Directions:
Extract the complete listing and output it unchanged.

§ §

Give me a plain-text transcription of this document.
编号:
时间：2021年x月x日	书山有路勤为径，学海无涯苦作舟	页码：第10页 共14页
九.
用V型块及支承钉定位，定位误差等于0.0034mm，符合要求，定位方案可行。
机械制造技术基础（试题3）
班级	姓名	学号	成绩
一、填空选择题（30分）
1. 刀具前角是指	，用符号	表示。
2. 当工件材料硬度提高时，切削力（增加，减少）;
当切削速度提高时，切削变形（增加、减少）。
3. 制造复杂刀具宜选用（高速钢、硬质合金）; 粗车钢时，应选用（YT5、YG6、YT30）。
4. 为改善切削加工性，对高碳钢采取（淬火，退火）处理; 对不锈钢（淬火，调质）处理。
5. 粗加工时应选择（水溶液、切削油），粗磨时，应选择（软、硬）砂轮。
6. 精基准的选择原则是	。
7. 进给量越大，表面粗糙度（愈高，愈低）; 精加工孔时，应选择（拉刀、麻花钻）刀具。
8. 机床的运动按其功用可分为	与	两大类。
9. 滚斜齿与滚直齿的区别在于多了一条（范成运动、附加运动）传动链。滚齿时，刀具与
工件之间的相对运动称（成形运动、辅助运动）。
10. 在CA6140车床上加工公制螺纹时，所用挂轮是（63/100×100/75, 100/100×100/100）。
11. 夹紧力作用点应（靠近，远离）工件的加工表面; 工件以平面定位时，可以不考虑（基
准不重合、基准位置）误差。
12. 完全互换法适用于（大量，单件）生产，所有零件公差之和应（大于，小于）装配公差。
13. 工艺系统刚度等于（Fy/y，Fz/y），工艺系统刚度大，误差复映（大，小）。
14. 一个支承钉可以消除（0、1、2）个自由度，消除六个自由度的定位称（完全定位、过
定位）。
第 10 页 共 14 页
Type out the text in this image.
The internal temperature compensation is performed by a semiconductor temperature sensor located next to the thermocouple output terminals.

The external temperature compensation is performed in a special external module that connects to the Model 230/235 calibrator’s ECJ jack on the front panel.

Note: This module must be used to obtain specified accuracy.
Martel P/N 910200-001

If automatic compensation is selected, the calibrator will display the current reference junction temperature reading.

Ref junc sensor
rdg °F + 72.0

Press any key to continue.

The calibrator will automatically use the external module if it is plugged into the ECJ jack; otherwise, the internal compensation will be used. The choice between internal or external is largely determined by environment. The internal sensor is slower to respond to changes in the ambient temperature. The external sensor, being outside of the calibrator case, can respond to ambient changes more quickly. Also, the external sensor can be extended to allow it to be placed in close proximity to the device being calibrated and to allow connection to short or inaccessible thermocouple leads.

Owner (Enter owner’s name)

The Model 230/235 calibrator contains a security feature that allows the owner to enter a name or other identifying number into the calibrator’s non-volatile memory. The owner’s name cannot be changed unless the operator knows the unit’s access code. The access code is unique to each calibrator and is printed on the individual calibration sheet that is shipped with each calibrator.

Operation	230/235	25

§ §

Written response:
Give me a plain-text transcription of this document.
编号:
时间：2021年x月x日	书山有路勤为径，学海无涯苦作舟	页码：第10页 共14页
九.
用V型块及支承钉定位，定位误差等于0.0034mm，符合要求，定位方案可行。
机械制造技术基础（试题3）
班级	姓名	学号	成绩
一、填空选择题（30分）
1. 刀具前角是指	，用符号	表示。
2. 当工件材料硬度提高时，切削力（增加，减少）;
当切削速度提高时，切削变形（增加、减少）。
3. 制造复杂刀具宜选用（高速钢、硬质合金）; 粗车钢时，应选用（YT5、YG6、YT30）。
4. 为改善切削加工性，对高碳钢采取（淬火，退火）处理; 对不锈钢（淬火，调质）处理。
5. 粗加工时应选择（水溶液、切削油），粗磨时，应选择（软、硬）砂轮。
6. 精基准的选择原则是	。
7. 进给量越大，表面粗糙度（愈高，愈低）; 精加工孔时，应选择（拉刀、麻花钻）刀具。
8. 机床的运动按其功用可分为	与	两大类。
9. 滚斜齿与滚直齿的区别在于多了一条（范成运动、附加运动）传动链。滚齿时，刀具与
工件之间的相对运动称（成形运动、辅助运动）。
10. 在CA6140车床上加工公制螺纹时，所用挂轮是（63/100×100/75, 100/100×100/100）。
11. 夹紧力作用点应（靠近，远离）工件的加工表面; 工件以平面定位时，可以不考虑（基
准不重合、基准位置）误差。
12. 完全互换法适用于（大量，单件）生产，所有零件公差之和应（大于，小于）装配公差。
13. 工艺系统刚度等于（Fy/y，Fz/y），工艺系统刚度大，误差复映（大，小）。
14. 一个支承钉可以消除（0、1、2）个自由度，消除六个自由度的定位称（完全定位、过
定位）。
第 10 页 共 14 页
Type out the text in this image.
The internal temperature compensation is performed by a semiconductor temperature sensor located next to the thermocouple output terminals.

The external temperature compensation is performed in a special external module that connects to the Model 230/235 calibrator’s ECJ jack on the front panel.

Note: This module must be used to obtain specified accuracy.
Martel P/N 910200-001

If automatic compensation is selected, the calibrator will display the current reference junction temperature reading.

Ref junc sensor
rdg °F + 72.0

Press any key to continue.

The calibrator will automatically use the external module if it is plugged into the ECJ jack; otherwise, the internal compensation will be used. The choice between internal or external is largely determined by environment. The internal sensor is slower to respond to changes in the ambient temperature. The external sensor, being outside of the calibrator case, can respond to ambient changes more quickly. Also, the external sensor can be extended to allow it to be placed in close proximity to the device being calibrated and to allow connection to short or inaccessible thermocouple leads.

Owner (Enter owner’s name)

The Model 230/235 calibrator contains a security feature that allows the owner to enter a name or other identifying number into the calibrator’s non-volatile memory. The owner’s name cannot be changed unless the operator knows the unit’s access code. The access code is unique to each calibrator and is printed on the individual calibration sheet that is shipped with each calibrator.

Operation	230/235	25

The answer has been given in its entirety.